> INPUT DATA

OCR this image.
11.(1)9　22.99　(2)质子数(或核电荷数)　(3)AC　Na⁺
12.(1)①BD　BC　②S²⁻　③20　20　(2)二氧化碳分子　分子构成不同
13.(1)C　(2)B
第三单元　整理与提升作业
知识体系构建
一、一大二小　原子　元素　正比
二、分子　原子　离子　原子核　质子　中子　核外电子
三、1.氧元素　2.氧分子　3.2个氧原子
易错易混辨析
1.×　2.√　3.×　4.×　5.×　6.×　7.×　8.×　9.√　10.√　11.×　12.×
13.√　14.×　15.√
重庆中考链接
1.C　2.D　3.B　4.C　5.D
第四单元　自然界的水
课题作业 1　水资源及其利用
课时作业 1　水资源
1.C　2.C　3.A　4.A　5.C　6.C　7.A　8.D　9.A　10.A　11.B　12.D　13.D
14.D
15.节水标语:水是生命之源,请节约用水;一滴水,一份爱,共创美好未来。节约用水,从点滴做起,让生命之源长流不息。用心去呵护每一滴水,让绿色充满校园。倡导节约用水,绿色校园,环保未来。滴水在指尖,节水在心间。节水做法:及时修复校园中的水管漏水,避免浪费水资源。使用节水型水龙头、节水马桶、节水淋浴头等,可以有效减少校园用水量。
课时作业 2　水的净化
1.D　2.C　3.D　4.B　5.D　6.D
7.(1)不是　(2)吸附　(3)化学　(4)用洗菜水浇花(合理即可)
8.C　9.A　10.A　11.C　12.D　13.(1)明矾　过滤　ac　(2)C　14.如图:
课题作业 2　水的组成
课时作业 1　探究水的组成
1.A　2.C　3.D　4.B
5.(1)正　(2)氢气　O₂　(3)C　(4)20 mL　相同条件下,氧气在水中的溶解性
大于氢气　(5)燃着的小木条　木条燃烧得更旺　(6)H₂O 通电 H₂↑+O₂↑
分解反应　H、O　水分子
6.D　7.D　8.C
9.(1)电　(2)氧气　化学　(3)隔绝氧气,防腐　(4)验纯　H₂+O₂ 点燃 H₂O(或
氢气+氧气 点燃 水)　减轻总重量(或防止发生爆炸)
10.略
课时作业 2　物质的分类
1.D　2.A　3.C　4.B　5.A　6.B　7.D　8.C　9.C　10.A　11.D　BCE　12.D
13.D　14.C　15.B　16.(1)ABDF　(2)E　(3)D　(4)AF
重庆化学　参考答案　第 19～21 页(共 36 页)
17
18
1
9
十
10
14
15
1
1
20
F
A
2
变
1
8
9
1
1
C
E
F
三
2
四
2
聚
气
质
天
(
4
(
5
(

> WHAT TO WORK ON
Copy each record from above without leaving any out.

> OUTPUT BELOW
OCR this image.
11.(1)9　22.99　(2)质子数(或核电荷数)　(3)AC　Na⁺
12.(1)①BD　BC　②S²⁻　③20　20　(2)二氧化碳分子　分子构成不同
13.(1)C　(2)B
第三单元　整理与提升作业
知识体系构建
一、一大二小　原子　元素　正比
二、分子　原子　离子　原子核　质子　中子　核外电子
三、1.氧元素　2.氧分子　3.2个氧原子
易错易混辨析
1.×　2.√　3.×　4.×　5.×　6.×　7.×　8.×　9.√　10.√　11.×　12.×
13.√　14.×　15.√
重庆中考链接
1.C　2.D　3.B　4.C　5.D
第四单元　自然界的水
课题作业 1　水资源及其利用
课时作业 1　水资源
1.C　2.C　3.A　4.A　5.C　6.C　7.A　8.D　9.A　10.A　11.B　12.D　13.D
14.D
15.节水标语:水是生命之源,请节约用水;一滴水,一份爱,共创美好未来。节约用水,从点滴做起,让生命之源长流不息。用心去呵护每一滴水,让绿色充满校园。倡导节约用水,绿色校园,环保未来。滴水在指尖,节水在心间。节水做法:及时修复校园中的水管漏水,避免浪费水资源。使用节水型水龙头、节水马桶、节水淋浴头等,可以有效减少校园用水量。
课时作业 2　水的净化
1.D　2.C　3.D　4.B　5.D　6.D
7.(1)不是　(2)吸附　(3)化学　(4)用洗菜水浇花(合理即可)
8.C　9.A　10.A　11.C　12.D　13.(1)明矾　过滤　ac　(2)C　14.如图:
课题作业 2　水的组成
课时作业 1　探究水的组成
1.A　2.C　3.D　4.B
5.(1)正　(2)氢气　O₂　(3)C　(4)20 mL　相同条件下,氧气在水中的溶解性
大于氢气　(5)燃着的小木条　木条燃烧得更旺　(6)H₂O 通电 H₂↑+O₂↑
分解反应　H、O　水分子
6.D　7.D　8.C
9.(1)电　(2)氧气　化学　(3)隔绝氧气,防腐　(4)验纯　H₂+O₂ 点燃 H₂O(或
氢气+氧气 点燃 水)　减轻总重量(或防止发生爆炸)
10.略
课时作业 2　物质的分类
1.D　2.A　3.C　4.B　5.A　6.B　7.D　8.C　9.C　10.A　11.D　BCE　12.D
13.D　14.C　15.B　16.(1)ABDF　(2)E　(3)D　(4)AF
重庆化学　参考答案　第 19～21 页(共 36 页)
17
18
1
9
十
10
14
15
1
1
20
F
A
2
变
1
8
9
1
1
C
E
F
三
2
四
2
聚
气
质
天
(
4
(
5
(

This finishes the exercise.